#### [Goal]
Return the listing word for word, as given.

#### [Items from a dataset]
--- begin ---

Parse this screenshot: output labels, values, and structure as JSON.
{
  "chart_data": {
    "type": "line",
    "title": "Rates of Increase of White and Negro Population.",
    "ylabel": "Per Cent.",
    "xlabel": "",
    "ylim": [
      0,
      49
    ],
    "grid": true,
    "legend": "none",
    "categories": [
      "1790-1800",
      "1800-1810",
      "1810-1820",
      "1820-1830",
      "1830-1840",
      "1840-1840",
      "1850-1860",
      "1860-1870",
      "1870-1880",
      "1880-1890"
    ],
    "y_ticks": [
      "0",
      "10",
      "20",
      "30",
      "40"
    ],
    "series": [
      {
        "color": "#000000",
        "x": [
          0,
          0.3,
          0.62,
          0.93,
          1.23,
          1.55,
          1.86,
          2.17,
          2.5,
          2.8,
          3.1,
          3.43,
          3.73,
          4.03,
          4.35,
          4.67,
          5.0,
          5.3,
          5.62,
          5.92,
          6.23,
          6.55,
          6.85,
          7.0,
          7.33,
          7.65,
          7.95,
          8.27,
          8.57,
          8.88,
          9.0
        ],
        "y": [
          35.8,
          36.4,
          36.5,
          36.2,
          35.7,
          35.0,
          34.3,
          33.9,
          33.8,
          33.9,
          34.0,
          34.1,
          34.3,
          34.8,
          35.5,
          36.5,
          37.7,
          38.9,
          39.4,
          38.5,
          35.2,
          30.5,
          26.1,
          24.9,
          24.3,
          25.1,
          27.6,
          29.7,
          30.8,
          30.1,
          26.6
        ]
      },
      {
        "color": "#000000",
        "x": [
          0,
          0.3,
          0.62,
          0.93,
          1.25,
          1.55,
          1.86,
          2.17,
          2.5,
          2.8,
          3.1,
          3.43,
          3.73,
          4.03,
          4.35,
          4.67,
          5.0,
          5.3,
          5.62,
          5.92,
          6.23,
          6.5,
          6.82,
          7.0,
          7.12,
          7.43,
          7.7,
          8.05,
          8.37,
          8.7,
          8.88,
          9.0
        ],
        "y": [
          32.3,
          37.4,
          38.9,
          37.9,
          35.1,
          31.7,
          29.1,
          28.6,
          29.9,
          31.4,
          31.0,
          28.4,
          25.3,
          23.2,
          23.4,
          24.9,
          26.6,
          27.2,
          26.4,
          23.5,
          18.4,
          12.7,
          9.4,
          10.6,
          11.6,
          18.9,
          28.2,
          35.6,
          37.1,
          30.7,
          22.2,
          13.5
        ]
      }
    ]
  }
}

--- end ---

#### [Solution for this exercise]
Parse this screenshot: output labels, values, and structure as JSON.
{
  "chart_data": {
    "type": "line",
    "title": "Rates of Increase of White and Negro Population.",
    "ylabel": "Per Cent.",
    "xlabel": "",
    "ylim": [
      0,
      49
    ],
    "grid": true,
    "legend": "none",
    "categories": [
      "1790-1800",
      "1800-1810",
      "1810-1820",
      "1820-1830",
      "1830-1840",
      "1840-1840",
      "1850-1860",
      "1860-1870",
      "1870-1880",
      "1880-1890"
    ],
    "y_ticks": [
      "0",
      "10",
      "20",
      "30",
      "40"
    ],
    "series": [
      {
        "color": "#000000",
        "x": [
          0,
          0.3,
          0.62,
          0.93,
          1.23,
          1.55,
          1.86,
          2.17,
          2.5,
          2.8,
          3.1,
          3.43,
          3.73,
          4.03,
          4.35,
          4.67,
          5.0,
          5.3,
          5.62,
          5.92,
          6.23,
          6.55,
          6.85,
          7.0,
          7.33,
          7.65,
          7.95,
          8.27,
          8.57,
          8.88,
          9.0
        ],
        "y": [
          35.8,
          36.4,
          36.5,
          36.2,
          35.7,
          35.0,
          34.3,
          33.9,
          33.8,
          33.9,
          34.0,
          34.1,
          34.3,
          34.8,
          35.5,
          36.5,
          37.7,
          38.9,
          39.4,
          38.5,
          35.2,
          30.5,
          26.1,
          24.9,
          24.3,
          25.1,
          27.6,
          29.7,
          30.8,
          30.1,
          26.6
        ]
      },
      {
        "color": "#000000",
        "x": [
          0,
          0.3,
          0.62,
          0.93,
          1.25,
          1.55,
          1.86,
          2.17,
          2.5,
          2.8,
          3.1,
          3.43,
          3.73,
          4.03,
          4.35,
          4.67,
          5.0,
          5.3,
          5.62,
          5.92,
          6.23,
          6.5,
          6.82,
          7.0,
          7.12,
          7.43,
          7.7,
          8.05,
          8.37,
          8.7,
          8.88,
          9.0
        ],
        "y": [
          32.3,
          37.4,
          38.9,
          37.9,
          35.1,
          31.7,
          29.1,
          28.6,
          29.9,
          31.4,
          31.0,
          28.4,
          25.3,
          23.2,
          23.4,
          24.9,
          26.6,
          27.2,
          26.4,
          23.5,
          18.4,
          12.7,
          9.4,
          10.6,
          11.6,
          18.9,
          28.2,
          35.6,
          37.1,
          30.7,
          22.2,
          13.5
        ]
      }
    ]
  }
}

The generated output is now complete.